원문 발췌
================================
### 2025-06-16 23:33
1. (o) spark_encode.py : 검증 완료 -> int8을 spark로 encoding(str)
2. (o) spark_decode.py : 검증 완료 -> spark encoding(str)을 decoding(decimal)
3. ( ) BERT-Base 사전 학습 모델 로딩
4. ( ) Weight tensor 추출 및 int8 quantization 적용
5. ( ) 각 weight를 spark_encode -> spark_decode 순서로 변환
6. ( ) decoding된 값을 다시 float로 복원 후 모델 적용
7. ( ) GLUE-SST-2 Dataset에서 평가 진행

-model : BERT-Base - 분류 task 용이 \
-dataset : GLUE의 SST-2 - movie reviews & human annotations of sentiment\
> task : predict sentiment of a given sentence (positive/negeative)

-Baseline : BERT-Base FP32 \
-Target : BERT-Base SPARK (After INT8) \
-조작변인 : data type (INT8 vs SPARK) * SPARK : int8 -> encoding(4/8) -> decoding \
-통제변인 : pre-trained model

In [None]:
# Trasnformers library 설치
! pip install transformers

In [7]:
from transformers import BertForSequenceClassification, BertTokenizer
model = BertForSequenceClassification.from_pretrained("bert-base-uncased")
tokenizer = BertTokenizer.from_pretrained("bert-base-uncased")

ImportError: 
BertForSequenceClassification requires the PyTorch library but it was not found in your environment. Checkout the instructions on the
installation page: https://pytorch.org/get-started/locally/ and follow the ones that match your environment.
Please note that you may need to restart your runtime after installation.


In [None]:
import torch

scale_map = {}  # 레이어별 scale 저장 (복원용)

for name, param in model.named_parameters():
    if "weight" in name and param.requires_grad:
        # 1. float → INT8
        max_val = param.data.abs().max()
        scale = 127 / max_val
        scale_map[name] = scale
        int8_tensor = torch.round(param.data * scale).clamp(-128, 127).to(torch.int8)
================================
데이터 영역
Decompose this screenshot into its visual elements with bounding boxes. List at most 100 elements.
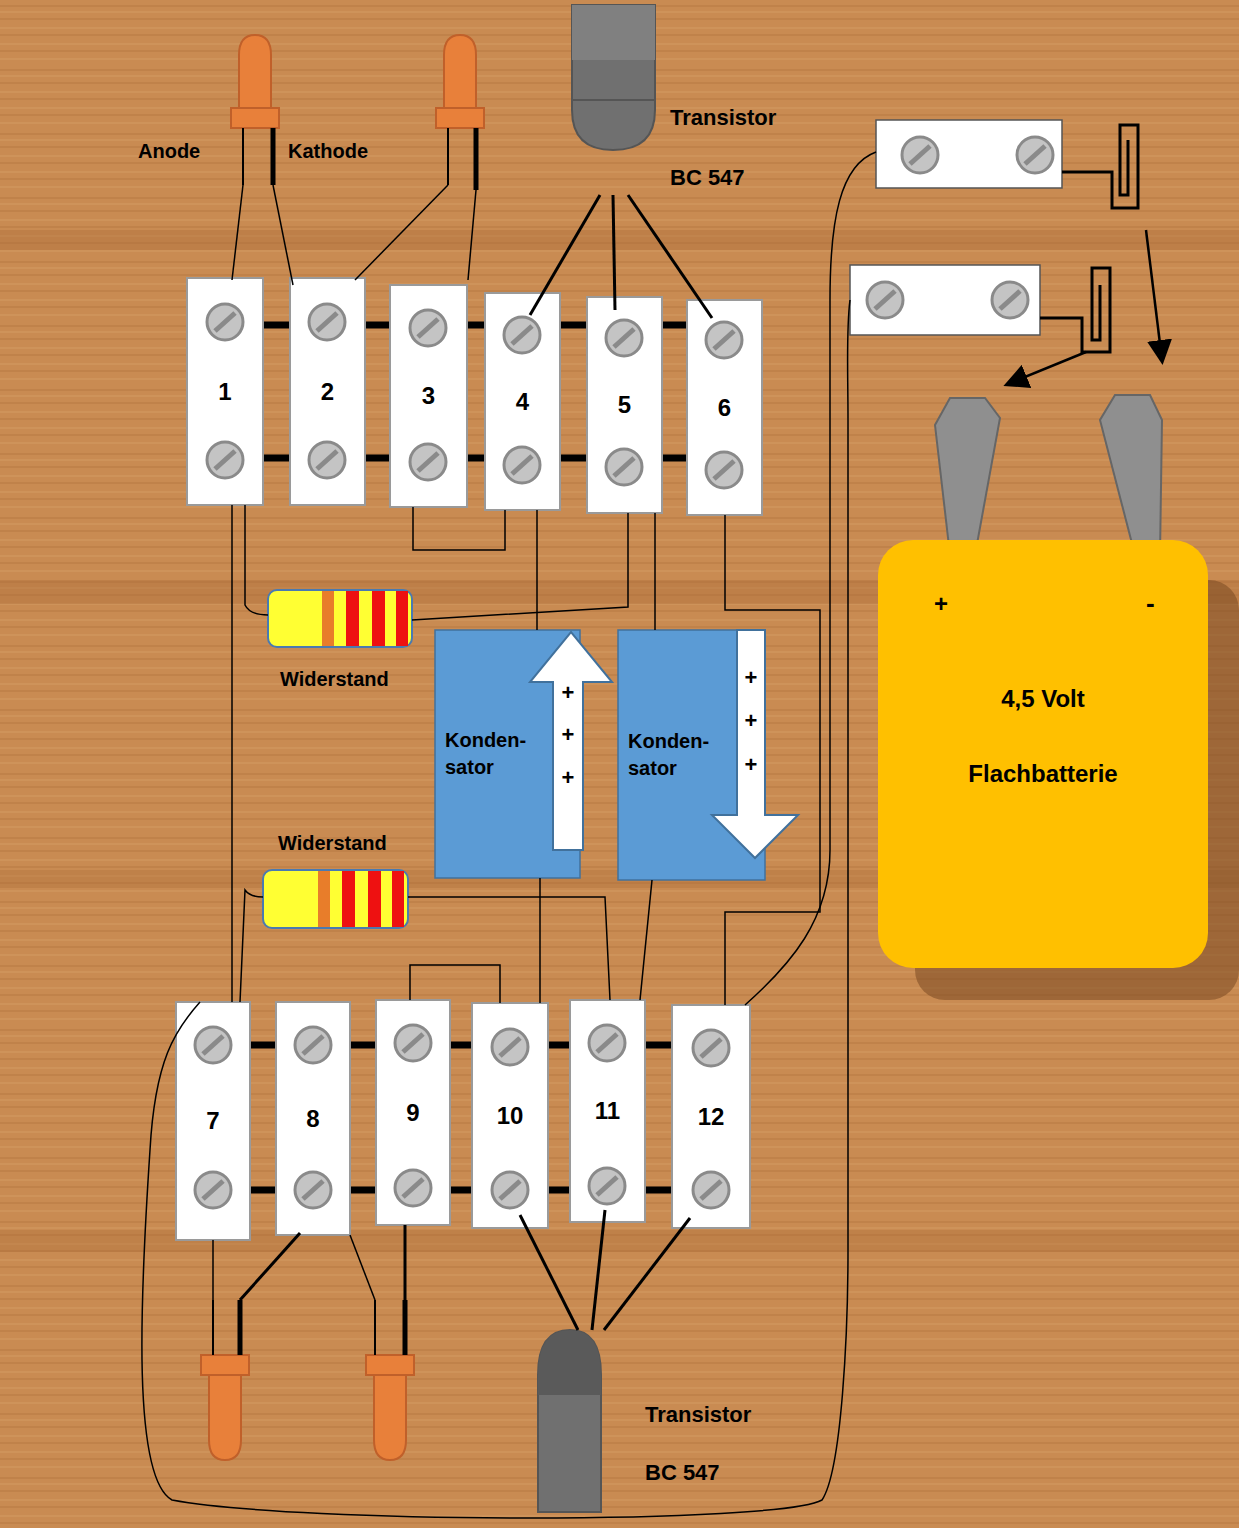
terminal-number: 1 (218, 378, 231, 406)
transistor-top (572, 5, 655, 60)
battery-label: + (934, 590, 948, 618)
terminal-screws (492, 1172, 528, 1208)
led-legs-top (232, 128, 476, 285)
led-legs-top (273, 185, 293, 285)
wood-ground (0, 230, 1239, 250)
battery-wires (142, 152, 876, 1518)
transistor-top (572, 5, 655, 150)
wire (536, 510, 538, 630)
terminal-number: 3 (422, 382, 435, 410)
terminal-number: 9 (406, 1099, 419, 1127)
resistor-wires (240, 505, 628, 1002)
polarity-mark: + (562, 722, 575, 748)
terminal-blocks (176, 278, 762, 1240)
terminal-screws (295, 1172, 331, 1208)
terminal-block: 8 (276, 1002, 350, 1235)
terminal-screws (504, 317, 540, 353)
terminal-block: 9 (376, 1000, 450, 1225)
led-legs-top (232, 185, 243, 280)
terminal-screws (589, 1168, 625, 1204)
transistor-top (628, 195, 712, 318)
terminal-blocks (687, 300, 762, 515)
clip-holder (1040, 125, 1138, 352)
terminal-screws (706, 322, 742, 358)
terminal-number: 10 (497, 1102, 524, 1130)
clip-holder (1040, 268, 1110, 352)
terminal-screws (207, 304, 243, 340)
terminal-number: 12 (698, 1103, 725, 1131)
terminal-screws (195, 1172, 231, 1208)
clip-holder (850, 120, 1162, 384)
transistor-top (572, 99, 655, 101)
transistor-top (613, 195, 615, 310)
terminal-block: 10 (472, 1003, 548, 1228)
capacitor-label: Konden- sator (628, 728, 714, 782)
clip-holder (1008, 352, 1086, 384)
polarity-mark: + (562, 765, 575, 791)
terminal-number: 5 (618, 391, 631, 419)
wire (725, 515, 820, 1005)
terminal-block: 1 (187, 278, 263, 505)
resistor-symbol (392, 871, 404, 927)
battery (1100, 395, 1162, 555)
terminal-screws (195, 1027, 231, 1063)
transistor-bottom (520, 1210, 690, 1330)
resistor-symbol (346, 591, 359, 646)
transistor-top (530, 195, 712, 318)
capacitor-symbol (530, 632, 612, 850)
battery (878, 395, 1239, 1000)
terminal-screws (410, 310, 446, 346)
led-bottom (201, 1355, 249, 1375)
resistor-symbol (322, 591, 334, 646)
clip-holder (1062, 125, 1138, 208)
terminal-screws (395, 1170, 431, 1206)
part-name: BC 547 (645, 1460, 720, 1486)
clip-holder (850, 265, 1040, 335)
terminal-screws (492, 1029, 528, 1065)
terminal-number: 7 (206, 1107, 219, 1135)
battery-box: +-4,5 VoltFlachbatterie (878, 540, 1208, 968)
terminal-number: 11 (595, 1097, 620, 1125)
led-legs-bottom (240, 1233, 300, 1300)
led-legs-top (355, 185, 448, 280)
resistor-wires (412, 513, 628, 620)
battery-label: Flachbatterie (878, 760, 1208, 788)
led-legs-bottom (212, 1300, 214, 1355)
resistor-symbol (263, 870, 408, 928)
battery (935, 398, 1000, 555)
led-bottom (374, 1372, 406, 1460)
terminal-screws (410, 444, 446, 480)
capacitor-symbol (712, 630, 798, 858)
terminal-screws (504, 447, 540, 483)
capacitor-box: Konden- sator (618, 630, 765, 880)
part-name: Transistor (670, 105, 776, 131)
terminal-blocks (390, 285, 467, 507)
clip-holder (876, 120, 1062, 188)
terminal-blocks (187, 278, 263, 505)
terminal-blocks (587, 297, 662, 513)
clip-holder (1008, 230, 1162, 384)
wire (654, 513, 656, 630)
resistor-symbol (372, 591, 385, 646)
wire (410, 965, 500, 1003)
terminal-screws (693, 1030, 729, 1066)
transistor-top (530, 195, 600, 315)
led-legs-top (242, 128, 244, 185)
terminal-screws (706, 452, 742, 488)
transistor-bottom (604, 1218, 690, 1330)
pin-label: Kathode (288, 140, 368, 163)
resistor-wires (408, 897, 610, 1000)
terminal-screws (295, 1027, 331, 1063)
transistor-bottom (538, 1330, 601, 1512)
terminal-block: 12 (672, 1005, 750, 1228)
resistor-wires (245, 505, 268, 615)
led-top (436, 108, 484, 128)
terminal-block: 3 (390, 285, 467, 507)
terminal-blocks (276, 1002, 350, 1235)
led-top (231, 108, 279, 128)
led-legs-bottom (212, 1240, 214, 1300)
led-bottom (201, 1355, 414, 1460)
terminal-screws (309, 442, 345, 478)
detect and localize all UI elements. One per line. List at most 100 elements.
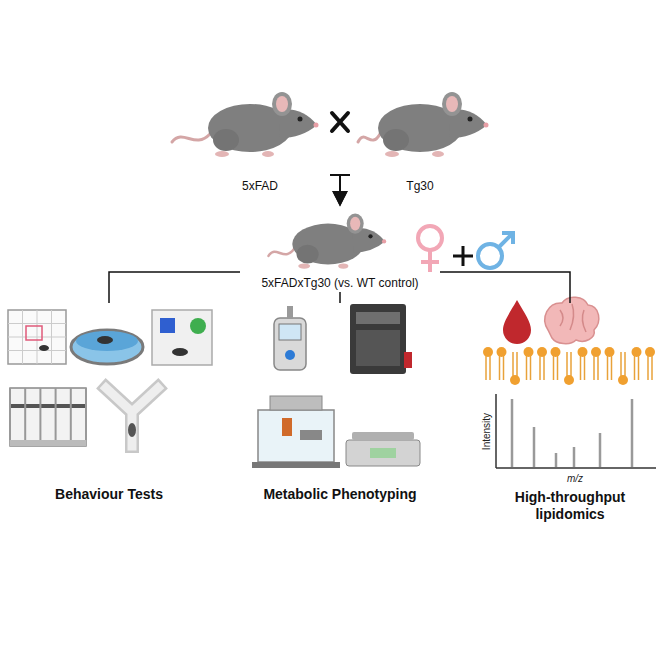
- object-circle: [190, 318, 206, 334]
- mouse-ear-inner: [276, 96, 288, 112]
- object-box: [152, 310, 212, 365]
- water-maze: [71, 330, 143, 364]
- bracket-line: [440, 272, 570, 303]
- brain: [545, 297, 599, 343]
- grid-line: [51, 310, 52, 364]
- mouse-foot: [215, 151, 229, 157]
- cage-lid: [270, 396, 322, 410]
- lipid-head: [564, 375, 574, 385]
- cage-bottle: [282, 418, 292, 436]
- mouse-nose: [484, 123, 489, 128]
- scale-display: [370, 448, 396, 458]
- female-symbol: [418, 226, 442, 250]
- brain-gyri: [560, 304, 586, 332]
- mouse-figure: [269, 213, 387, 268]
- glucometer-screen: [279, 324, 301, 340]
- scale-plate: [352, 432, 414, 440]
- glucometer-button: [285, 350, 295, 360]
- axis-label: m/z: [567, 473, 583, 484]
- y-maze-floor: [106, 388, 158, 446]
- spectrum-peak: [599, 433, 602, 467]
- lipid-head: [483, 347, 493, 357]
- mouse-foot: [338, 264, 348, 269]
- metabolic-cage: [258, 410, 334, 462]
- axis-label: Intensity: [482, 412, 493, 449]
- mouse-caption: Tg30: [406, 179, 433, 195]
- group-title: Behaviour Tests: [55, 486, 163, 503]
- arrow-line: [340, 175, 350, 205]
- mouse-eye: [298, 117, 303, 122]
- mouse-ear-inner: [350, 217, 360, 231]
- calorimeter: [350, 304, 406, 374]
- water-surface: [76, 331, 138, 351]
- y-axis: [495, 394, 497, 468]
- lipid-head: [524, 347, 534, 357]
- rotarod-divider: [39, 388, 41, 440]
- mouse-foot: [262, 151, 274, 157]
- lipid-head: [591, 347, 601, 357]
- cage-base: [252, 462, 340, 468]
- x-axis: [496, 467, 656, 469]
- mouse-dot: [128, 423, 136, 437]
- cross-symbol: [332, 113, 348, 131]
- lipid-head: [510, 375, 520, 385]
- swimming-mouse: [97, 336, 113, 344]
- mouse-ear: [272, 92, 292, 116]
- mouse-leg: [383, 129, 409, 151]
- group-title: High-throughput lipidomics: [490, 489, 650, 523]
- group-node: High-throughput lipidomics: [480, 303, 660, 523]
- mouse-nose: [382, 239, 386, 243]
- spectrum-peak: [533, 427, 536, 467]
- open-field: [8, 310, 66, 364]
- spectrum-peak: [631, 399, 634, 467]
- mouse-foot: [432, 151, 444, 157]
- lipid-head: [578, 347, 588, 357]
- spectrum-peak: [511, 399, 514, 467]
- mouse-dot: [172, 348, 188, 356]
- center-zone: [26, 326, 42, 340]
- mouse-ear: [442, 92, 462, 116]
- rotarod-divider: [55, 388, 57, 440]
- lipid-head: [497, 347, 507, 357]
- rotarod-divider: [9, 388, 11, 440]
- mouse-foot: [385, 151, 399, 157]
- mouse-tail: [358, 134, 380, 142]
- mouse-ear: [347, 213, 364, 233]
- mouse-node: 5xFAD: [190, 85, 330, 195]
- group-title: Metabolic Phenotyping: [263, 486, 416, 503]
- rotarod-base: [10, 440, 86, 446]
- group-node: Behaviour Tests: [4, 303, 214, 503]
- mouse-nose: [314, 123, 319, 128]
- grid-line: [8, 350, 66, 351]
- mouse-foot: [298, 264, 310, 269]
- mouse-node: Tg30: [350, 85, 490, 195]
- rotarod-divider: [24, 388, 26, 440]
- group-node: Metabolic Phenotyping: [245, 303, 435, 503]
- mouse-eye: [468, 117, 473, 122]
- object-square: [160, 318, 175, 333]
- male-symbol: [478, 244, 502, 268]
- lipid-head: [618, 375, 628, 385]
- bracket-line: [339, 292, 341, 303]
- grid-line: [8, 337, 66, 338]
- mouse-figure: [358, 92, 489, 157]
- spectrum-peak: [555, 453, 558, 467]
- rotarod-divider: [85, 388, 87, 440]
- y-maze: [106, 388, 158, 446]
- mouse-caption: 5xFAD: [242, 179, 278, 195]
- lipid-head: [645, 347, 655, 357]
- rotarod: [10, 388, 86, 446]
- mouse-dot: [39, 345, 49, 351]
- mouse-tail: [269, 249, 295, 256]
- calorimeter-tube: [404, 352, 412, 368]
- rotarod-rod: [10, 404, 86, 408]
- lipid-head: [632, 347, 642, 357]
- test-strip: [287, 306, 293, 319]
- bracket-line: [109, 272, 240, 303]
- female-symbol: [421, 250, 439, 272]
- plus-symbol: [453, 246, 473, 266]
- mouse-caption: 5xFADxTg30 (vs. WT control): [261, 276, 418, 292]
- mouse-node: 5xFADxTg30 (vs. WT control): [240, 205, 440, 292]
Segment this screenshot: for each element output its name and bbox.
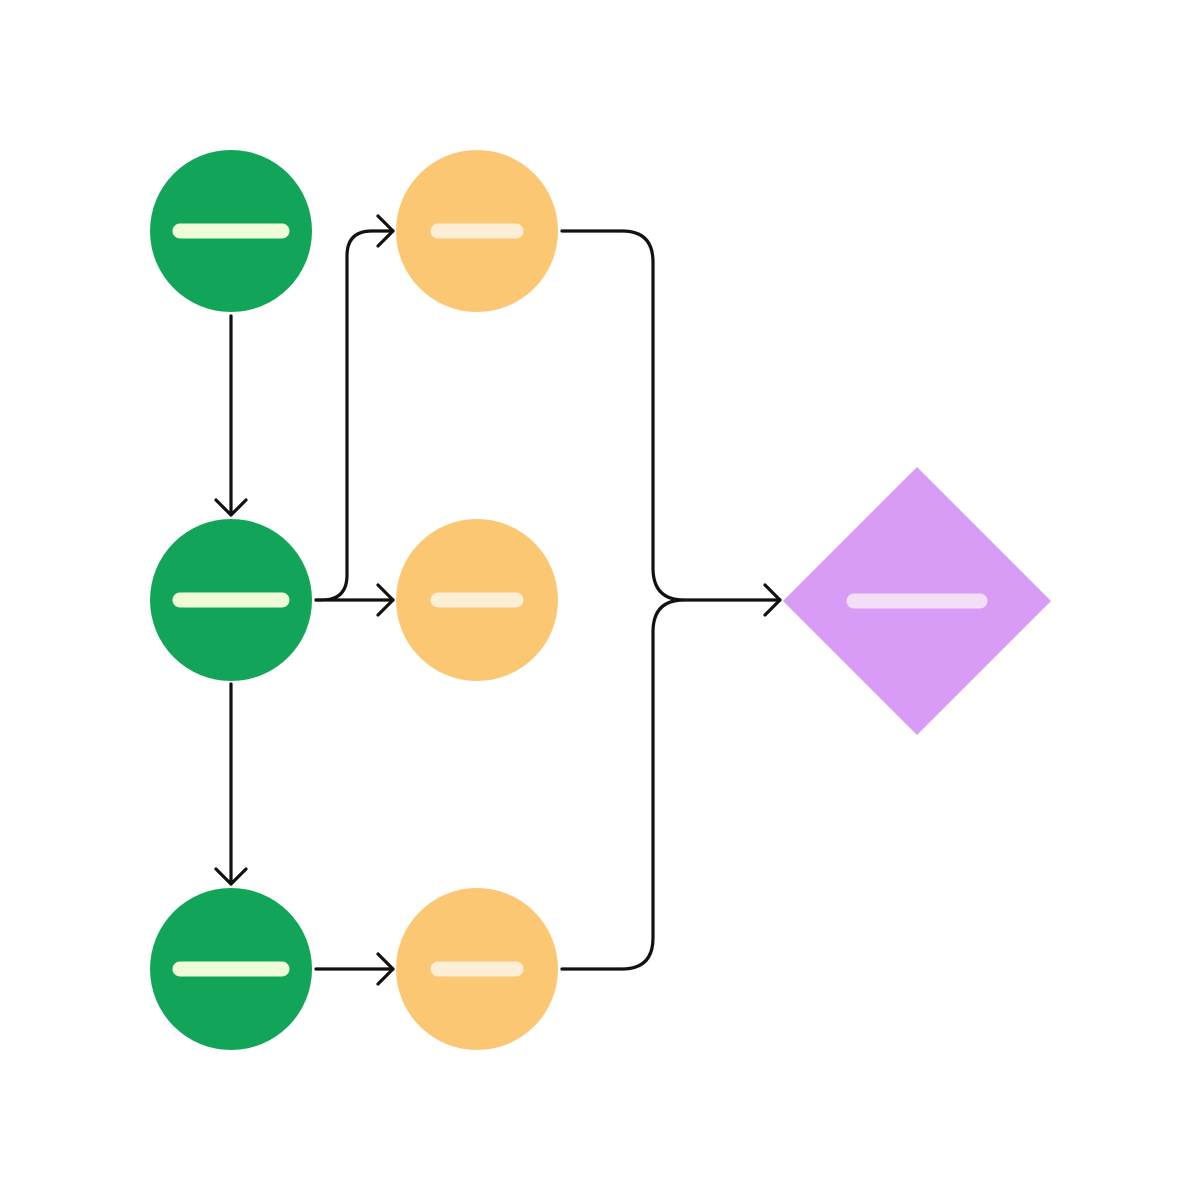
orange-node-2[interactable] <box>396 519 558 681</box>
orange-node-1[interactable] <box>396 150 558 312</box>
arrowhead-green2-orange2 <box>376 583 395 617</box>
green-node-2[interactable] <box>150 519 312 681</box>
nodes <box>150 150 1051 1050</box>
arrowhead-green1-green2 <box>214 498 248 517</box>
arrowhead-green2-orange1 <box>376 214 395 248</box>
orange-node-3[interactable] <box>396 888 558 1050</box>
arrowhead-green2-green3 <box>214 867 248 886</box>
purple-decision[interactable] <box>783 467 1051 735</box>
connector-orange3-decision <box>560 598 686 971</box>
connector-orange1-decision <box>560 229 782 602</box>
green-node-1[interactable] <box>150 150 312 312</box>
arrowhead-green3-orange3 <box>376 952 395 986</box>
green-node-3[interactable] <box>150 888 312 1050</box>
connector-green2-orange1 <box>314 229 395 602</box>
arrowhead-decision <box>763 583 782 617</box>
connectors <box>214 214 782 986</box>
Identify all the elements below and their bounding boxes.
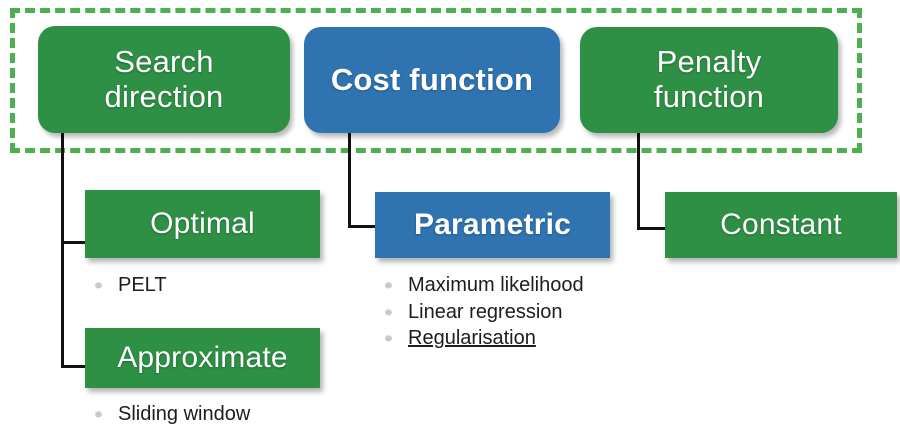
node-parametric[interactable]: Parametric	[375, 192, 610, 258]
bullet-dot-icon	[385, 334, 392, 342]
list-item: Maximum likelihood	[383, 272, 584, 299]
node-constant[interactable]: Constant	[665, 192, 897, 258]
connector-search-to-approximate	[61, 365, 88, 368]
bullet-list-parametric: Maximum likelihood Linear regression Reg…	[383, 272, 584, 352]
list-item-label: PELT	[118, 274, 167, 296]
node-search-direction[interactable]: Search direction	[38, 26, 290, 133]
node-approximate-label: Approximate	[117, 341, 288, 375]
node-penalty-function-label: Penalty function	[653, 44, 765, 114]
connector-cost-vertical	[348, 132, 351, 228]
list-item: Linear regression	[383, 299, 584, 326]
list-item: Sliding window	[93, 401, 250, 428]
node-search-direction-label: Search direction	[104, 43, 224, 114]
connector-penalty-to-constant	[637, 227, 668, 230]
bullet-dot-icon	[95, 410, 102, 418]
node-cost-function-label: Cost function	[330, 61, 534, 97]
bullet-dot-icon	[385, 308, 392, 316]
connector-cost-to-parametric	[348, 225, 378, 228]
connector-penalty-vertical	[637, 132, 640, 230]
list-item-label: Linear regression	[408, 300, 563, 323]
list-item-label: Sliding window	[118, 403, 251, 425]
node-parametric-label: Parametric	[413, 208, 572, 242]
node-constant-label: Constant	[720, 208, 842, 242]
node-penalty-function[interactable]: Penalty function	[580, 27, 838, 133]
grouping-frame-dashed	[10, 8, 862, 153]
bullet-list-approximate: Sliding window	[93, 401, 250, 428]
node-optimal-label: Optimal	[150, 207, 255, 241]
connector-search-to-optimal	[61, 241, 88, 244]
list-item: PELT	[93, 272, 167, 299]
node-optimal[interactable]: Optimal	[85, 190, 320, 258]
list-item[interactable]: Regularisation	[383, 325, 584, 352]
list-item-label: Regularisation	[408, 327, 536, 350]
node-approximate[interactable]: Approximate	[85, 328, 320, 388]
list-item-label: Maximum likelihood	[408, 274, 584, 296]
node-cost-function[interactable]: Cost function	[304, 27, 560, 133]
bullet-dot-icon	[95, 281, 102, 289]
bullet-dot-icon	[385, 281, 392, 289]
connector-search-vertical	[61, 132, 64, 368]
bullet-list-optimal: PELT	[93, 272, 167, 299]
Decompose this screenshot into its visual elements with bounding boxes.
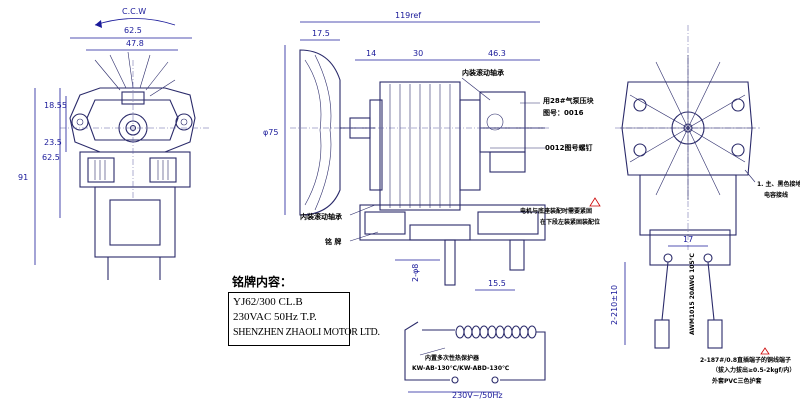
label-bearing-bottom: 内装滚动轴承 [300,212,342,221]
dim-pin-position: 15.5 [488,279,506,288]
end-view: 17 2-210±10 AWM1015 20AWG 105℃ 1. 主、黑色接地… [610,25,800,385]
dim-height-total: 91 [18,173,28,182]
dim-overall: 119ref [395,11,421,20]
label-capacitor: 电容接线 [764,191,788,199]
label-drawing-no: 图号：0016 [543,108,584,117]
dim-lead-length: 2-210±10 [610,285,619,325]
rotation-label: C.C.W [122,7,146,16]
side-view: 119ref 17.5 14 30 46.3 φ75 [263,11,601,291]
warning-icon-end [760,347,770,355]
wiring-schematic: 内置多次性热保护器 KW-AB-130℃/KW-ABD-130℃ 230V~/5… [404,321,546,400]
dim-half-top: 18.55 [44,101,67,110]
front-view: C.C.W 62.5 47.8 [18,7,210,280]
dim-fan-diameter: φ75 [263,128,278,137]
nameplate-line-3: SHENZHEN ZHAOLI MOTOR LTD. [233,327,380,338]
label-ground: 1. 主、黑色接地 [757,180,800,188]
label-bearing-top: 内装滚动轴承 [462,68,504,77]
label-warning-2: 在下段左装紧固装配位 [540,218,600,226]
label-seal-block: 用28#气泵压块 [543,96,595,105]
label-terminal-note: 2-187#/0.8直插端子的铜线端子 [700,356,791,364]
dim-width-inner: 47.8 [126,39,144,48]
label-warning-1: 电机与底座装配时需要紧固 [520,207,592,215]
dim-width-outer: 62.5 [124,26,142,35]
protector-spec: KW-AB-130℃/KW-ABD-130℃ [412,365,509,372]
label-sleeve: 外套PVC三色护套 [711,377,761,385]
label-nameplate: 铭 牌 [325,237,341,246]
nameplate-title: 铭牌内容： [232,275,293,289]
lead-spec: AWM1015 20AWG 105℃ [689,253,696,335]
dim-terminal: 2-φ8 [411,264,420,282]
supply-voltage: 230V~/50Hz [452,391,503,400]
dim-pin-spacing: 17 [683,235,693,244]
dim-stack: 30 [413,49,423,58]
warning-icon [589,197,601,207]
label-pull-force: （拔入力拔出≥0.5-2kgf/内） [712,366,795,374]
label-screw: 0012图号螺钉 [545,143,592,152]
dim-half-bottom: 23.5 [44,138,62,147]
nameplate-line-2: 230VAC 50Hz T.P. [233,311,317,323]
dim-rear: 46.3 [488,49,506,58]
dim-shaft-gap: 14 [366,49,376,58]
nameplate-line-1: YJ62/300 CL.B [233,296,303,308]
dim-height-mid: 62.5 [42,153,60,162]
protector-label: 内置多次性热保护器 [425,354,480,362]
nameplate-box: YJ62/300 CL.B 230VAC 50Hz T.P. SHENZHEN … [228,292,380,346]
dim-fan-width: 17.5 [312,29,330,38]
================================
수행할 지시
위 BERT 양자화 실험 노트에서 "for name, param" 문구가 있는 곳부터 "torch.round(param.data * scale).clamp(-128, 127).to(torch.int8)" 문구 뒤까지를 한 글자도 바꾸지 말고 그대로 다시 적으세요.

과제 답변
for name, param in model.named_parameters():
    if "weight" in name and param.requires_grad:
        # 1. float → INT8
        max_val = param.data.abs().max()
        scale = 127 / max_val
        scale_map[name] = scale
        int8_tensor = torch.round(param.data * scale).clamp(-128, 127).to(torch.int8)